• [Stored records]

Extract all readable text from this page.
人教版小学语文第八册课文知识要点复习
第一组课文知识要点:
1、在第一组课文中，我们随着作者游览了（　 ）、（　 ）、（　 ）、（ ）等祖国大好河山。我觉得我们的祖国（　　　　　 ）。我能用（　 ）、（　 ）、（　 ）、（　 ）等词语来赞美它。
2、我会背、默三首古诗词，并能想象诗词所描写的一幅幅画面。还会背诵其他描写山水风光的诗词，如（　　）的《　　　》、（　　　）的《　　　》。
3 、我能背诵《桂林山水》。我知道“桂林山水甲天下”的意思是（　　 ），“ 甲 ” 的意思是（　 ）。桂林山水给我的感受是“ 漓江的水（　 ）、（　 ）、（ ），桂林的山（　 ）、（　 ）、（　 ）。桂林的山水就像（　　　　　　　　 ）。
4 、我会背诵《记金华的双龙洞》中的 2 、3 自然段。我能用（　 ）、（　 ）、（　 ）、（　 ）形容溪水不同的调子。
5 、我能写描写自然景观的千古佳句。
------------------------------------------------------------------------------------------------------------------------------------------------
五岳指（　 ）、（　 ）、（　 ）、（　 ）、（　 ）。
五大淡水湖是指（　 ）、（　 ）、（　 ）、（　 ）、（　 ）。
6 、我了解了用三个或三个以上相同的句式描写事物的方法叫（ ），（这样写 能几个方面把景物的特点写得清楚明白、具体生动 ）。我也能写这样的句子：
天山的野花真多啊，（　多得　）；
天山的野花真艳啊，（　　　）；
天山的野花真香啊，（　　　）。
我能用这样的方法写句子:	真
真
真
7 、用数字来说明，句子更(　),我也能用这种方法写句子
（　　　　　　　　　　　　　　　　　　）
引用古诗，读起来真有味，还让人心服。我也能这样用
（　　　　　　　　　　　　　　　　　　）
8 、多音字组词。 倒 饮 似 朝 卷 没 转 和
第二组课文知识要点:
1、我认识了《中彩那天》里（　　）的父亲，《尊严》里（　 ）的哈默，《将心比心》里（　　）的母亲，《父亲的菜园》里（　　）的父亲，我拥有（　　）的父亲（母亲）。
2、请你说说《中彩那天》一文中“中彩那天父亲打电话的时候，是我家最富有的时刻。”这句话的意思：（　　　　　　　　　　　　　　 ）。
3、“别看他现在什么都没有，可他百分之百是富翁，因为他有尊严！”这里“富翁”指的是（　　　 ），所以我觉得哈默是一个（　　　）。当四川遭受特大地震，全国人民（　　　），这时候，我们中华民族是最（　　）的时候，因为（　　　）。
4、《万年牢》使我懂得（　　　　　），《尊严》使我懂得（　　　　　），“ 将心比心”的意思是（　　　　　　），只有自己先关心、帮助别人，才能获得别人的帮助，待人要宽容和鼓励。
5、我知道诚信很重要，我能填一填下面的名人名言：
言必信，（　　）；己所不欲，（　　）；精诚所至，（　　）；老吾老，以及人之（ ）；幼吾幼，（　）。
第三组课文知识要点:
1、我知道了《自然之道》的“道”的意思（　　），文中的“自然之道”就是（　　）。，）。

• [Written instruction] In the records above, locate each line with the word "的意思是". Copy all such lines.

• [Exercise answer]
3 、我能背诵《桂林山水》。我知道“桂林山水甲天下”的意思是（　　 ），“ 甲 ” 的意思是（　 ）。桂林山水给我的感受是“ 漓江的水（　 ）、（　 ）、（ ），桂林的山（　 ）、（　 ）、（　 ）。桂林的山水就像（　　　　　　　　 ）。
4、《万年牢》使我懂得（　　　　　），《尊严》使我懂得（　　　　　），“ 将心比心”的意思是（　　　　　　），只有自己先关心、帮助别人，才能获得别人的帮助，待人要宽容和鼓励。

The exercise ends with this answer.